RECORD SET:
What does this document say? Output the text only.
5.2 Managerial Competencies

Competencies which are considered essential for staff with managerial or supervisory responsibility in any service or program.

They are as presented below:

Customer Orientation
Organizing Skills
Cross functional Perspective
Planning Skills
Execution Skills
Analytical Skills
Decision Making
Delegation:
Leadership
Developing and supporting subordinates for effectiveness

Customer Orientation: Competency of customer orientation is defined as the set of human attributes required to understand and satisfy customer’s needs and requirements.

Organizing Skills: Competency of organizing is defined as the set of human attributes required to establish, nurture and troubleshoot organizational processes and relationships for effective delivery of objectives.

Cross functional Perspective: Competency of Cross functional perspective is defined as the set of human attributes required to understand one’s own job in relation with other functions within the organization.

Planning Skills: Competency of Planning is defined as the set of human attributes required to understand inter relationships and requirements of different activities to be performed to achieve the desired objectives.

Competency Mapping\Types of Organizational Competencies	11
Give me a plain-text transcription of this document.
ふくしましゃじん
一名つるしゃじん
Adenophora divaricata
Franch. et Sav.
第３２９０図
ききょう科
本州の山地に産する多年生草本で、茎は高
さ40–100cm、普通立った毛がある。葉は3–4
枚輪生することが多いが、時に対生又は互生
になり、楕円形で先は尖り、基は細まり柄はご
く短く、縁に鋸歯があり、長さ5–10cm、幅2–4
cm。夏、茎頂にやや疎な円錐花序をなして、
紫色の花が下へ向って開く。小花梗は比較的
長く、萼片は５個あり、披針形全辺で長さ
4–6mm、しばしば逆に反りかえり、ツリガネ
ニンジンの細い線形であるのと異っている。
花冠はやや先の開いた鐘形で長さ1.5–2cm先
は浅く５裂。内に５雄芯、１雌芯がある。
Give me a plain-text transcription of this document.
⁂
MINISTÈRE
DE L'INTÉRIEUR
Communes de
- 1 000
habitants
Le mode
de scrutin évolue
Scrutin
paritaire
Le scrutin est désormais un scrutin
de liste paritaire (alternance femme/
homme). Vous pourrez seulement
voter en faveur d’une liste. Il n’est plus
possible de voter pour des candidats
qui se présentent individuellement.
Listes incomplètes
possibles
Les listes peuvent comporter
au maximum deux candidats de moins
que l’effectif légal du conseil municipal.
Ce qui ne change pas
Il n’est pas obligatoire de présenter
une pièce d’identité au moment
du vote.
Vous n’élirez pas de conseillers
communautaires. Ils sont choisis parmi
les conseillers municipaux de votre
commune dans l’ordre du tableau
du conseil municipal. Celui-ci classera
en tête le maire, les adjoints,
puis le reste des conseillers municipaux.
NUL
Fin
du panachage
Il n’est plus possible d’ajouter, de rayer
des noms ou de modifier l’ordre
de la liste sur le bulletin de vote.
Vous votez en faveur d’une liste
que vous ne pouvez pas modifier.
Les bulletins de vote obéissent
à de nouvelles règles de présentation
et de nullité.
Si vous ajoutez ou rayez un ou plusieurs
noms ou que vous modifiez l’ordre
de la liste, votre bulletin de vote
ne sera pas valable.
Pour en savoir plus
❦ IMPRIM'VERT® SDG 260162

TASK INSTRUCTIONS: For the entries above, count the lines that contain the string "Competencies", and state that number without further comment.

SOLUTION: 3